** Start of Material for this task **

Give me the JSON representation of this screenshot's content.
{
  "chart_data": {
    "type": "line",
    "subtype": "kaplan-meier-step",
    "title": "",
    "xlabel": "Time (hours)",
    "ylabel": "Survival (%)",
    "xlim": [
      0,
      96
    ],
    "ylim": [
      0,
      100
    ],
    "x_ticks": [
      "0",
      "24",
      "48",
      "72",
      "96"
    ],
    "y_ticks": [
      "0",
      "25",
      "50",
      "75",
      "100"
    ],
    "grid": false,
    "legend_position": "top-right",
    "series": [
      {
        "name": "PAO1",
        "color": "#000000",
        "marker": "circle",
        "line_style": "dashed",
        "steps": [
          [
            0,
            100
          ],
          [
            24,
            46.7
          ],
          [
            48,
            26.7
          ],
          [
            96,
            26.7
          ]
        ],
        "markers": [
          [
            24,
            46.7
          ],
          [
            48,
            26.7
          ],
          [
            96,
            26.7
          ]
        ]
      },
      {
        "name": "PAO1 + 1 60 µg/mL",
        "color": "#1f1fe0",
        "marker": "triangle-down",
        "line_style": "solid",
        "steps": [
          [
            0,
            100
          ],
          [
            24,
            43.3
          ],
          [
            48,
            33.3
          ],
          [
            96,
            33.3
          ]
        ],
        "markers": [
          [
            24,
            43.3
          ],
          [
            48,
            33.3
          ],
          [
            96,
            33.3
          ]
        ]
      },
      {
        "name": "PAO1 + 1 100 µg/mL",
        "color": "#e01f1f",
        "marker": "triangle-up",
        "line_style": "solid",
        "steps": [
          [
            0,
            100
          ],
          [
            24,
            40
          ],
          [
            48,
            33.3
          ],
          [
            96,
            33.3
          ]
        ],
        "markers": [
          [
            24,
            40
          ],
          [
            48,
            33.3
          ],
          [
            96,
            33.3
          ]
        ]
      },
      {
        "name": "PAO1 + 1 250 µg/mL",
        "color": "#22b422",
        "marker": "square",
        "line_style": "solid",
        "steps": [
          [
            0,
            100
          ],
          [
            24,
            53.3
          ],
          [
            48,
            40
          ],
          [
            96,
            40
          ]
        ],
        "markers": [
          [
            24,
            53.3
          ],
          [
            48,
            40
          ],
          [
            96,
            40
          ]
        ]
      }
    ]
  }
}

** End of Material for this task **

* [Do this] Extract every entry above as it appears.

* [Answer to this exercise]
Give me the JSON representation of this screenshot's content.
{
  "chart_data": {
    "type": "line",
    "subtype": "kaplan-meier-step",
    "title": "",
    "xlabel": "Time (hours)",
    "ylabel": "Survival (%)",
    "xlim": [
      0,
      96
    ],
    "ylim": [
      0,
      100
    ],
    "x_ticks": [
      "0",
      "24",
      "48",
      "72",
      "96"
    ],
    "y_ticks": [
      "0",
      "25",
      "50",
      "75",
      "100"
    ],
    "grid": false,
    "legend_position": "top-right",
    "series": [
      {
        "name": "PAO1",
        "color": "#000000",
        "marker": "circle",
        "line_style": "dashed",
        "steps": [
          [
            0,
            100
          ],
          [
            24,
            46.7
          ],
          [
            48,
            26.7
          ],
          [
            96,
            26.7
          ]
        ],
        "markers": [
          [
            24,
            46.7
          ],
          [
            48,
            26.7
          ],
          [
            96,
            26.7
          ]
        ]
      },
      {
        "name": "PAO1 + 1 60 µg/mL",
        "color": "#1f1fe0",
        "marker": "triangle-down",
        "line_style": "solid",
        "steps": [
          [
            0,
            100
          ],
          [
            24,
            43.3
          ],
          [
            48,
            33.3
          ],
          [
            96,
            33.3
          ]
        ],
        "markers": [
          [
            24,
            43.3
          ],
          [
            48,
            33.3
          ],
          [
            96,
            33.3
          ]
        ]
      },
      {
        "name": "PAO1 + 1 100 µg/mL",
        "color": "#e01f1f",
        "marker": "triangle-up",
        "line_style": "solid",
        "steps": [
          [
            0,
            100
          ],
          [
            24,
            40
          ],
          [
            48,
            33.3
          ],
          [
            96,
            33.3
          ]
        ],
        "markers": [
          [
            24,
            40
          ],
          [
            48,
            33.3
          ],
          [
            96,
            33.3
          ]
        ]
      },
      {
        "name": "PAO1 + 1 250 µg/mL",
        "color": "#22b422",
        "marker": "square",
        "line_style": "solid",
        "steps": [
          [
            0,
            100
          ],
          [
            24,
            53.3
          ],
          [
            48,
            40
          ],
          [
            96,
            40
          ]
        ],
        "markers": [
          [
            24,
            53.3
          ],
          [
            48,
            40
          ],
          [
            96,
            40
          ]
        ]
      }
    ]
  }
}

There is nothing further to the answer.